The exercise:
Wherever the word "What" shows up in a line, please copy that line.

(Dataset listings of figures)
'''
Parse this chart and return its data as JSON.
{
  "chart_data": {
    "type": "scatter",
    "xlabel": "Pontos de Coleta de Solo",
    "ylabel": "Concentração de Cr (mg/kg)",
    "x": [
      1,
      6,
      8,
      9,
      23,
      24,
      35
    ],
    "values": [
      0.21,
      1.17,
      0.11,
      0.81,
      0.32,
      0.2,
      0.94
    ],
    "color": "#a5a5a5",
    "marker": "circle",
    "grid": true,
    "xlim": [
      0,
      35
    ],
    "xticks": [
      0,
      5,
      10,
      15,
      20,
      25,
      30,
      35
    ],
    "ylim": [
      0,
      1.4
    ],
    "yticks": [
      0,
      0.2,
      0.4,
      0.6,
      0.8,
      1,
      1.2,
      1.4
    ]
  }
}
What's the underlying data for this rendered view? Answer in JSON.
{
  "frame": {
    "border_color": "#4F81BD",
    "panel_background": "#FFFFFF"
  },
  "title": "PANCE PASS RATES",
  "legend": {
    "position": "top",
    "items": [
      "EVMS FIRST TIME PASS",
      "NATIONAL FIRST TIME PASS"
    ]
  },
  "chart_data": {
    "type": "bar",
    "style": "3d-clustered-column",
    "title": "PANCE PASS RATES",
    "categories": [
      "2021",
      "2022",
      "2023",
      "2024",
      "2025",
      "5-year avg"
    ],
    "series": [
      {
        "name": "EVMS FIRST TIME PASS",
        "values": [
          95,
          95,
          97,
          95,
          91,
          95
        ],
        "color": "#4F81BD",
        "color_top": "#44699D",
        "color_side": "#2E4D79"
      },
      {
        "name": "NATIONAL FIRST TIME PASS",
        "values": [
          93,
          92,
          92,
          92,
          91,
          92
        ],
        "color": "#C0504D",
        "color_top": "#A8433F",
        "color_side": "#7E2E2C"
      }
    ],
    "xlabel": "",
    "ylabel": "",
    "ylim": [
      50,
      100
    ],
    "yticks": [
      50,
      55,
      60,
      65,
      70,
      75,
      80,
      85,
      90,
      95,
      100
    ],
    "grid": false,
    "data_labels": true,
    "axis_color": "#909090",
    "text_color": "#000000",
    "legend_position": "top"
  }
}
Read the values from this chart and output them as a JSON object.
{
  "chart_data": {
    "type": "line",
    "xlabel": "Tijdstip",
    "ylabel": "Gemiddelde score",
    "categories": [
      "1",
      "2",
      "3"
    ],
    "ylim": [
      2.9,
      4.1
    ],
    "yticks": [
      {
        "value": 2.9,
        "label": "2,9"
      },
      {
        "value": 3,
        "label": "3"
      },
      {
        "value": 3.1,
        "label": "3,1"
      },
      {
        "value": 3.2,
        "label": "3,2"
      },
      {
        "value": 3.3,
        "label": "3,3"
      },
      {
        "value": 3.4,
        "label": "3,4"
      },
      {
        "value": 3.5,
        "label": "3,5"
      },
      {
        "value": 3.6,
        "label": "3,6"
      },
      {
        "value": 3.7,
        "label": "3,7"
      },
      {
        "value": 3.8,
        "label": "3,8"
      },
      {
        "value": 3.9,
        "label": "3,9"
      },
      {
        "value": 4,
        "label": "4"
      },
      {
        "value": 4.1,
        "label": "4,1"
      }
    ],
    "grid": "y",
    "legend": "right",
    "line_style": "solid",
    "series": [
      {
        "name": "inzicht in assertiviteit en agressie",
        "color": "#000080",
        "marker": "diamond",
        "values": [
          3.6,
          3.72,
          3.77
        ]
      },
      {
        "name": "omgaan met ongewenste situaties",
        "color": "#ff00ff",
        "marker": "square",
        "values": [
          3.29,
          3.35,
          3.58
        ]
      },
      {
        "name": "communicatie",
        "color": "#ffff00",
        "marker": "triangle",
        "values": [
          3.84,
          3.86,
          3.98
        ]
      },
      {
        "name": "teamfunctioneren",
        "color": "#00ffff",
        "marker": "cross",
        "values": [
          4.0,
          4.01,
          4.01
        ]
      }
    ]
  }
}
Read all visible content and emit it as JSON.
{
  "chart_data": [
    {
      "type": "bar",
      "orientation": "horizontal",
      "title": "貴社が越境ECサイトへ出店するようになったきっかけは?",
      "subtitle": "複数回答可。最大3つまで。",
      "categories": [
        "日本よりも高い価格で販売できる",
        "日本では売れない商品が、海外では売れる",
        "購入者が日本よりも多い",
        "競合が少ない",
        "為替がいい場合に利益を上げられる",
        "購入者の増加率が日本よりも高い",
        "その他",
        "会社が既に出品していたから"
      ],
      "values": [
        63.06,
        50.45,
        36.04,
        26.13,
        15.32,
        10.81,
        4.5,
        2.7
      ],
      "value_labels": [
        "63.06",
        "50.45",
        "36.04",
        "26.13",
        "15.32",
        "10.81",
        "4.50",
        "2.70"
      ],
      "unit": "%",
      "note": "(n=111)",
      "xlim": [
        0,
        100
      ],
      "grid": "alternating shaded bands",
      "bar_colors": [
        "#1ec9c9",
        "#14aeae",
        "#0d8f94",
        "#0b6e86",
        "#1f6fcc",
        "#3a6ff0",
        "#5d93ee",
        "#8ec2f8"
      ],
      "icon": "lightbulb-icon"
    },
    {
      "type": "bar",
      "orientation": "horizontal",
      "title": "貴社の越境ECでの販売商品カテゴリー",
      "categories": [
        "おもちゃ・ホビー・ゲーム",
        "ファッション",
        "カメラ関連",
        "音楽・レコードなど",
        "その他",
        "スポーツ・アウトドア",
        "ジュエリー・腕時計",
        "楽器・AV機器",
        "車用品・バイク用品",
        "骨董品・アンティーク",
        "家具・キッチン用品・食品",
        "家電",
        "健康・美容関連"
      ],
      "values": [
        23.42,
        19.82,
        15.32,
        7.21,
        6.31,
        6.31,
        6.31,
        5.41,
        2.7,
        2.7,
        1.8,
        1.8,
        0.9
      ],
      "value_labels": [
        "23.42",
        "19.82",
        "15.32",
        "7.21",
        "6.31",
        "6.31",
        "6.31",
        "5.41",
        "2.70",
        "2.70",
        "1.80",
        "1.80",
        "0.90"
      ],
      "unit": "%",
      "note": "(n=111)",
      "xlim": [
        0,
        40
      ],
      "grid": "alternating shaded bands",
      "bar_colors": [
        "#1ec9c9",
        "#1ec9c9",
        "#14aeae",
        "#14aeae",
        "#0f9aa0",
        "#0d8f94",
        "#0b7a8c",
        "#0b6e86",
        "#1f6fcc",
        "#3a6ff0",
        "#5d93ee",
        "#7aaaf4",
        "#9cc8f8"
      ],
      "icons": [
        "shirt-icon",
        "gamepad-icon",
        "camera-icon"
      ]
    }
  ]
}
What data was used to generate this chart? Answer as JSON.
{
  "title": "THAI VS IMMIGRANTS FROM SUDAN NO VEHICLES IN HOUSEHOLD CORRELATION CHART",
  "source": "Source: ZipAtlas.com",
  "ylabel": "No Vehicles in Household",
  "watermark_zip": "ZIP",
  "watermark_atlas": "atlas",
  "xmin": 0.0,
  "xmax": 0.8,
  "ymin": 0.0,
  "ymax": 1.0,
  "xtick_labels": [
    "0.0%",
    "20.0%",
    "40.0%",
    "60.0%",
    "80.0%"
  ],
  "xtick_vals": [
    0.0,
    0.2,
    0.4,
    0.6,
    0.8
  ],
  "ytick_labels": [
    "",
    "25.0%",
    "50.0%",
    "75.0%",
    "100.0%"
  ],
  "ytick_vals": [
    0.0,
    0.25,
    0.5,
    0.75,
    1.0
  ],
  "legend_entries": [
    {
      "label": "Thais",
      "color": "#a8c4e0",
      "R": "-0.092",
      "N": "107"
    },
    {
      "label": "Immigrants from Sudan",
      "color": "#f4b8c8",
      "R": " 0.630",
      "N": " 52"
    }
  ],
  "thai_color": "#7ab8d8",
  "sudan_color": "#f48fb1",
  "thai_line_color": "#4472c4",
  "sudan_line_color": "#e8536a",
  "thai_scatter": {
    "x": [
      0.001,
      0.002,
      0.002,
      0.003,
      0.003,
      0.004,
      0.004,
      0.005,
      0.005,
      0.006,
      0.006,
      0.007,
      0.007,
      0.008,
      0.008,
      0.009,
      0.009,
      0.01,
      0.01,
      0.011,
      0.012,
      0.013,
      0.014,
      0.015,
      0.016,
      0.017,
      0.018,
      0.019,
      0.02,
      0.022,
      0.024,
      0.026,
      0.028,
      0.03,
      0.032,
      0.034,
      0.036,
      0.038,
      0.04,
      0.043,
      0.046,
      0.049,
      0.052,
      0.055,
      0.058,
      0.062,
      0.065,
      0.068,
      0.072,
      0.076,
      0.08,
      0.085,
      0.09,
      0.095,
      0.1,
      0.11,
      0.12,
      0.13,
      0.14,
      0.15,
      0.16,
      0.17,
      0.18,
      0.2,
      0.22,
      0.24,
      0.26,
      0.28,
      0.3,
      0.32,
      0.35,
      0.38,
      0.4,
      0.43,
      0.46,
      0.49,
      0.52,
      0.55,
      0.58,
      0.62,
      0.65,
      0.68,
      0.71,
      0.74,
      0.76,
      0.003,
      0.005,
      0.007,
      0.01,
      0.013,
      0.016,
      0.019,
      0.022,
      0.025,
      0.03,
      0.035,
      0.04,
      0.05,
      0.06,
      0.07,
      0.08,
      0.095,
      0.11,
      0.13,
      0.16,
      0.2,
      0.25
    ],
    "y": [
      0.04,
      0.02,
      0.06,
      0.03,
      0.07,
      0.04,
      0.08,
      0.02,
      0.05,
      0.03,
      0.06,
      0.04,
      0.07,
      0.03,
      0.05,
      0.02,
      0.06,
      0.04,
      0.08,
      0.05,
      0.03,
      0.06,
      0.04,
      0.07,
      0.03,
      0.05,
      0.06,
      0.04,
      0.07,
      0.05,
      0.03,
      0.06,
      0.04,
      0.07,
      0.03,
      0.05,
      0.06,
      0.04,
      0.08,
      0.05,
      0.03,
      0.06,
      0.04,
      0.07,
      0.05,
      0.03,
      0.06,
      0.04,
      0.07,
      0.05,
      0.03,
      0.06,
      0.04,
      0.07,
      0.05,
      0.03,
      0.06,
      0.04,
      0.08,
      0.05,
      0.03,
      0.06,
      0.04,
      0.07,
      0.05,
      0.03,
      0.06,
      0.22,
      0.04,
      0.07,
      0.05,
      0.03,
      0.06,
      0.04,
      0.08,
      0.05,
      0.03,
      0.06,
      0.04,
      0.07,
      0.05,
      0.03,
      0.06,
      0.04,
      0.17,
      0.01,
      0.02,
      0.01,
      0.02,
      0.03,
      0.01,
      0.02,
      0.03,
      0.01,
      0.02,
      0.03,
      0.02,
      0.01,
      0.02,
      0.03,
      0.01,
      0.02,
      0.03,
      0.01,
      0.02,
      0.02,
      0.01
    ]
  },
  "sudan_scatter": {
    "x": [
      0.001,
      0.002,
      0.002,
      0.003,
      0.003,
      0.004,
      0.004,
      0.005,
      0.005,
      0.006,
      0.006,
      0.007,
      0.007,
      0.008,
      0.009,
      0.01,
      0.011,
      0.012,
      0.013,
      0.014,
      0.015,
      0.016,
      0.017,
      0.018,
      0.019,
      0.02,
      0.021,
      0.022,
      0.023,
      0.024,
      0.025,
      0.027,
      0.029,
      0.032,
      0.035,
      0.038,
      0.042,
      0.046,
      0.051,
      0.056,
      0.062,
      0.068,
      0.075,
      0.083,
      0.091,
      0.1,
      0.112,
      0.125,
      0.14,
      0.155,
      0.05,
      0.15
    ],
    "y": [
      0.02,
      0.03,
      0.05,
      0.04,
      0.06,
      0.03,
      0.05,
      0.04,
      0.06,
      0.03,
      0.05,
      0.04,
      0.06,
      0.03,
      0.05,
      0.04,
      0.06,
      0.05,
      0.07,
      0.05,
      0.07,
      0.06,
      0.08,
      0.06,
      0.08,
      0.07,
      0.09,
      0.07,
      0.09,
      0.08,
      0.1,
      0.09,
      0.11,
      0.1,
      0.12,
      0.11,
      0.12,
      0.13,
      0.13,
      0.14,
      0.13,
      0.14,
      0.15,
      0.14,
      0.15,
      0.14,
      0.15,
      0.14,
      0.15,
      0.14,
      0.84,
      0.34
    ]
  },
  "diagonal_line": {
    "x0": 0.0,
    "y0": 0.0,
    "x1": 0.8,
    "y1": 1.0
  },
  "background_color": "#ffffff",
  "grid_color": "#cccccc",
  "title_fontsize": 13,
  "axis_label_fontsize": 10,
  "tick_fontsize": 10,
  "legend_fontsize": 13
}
'''
Written reply:
What's the underlying data for this rendered view? Answer in JSON.
What data was used to generate this chart? Answer as JSON.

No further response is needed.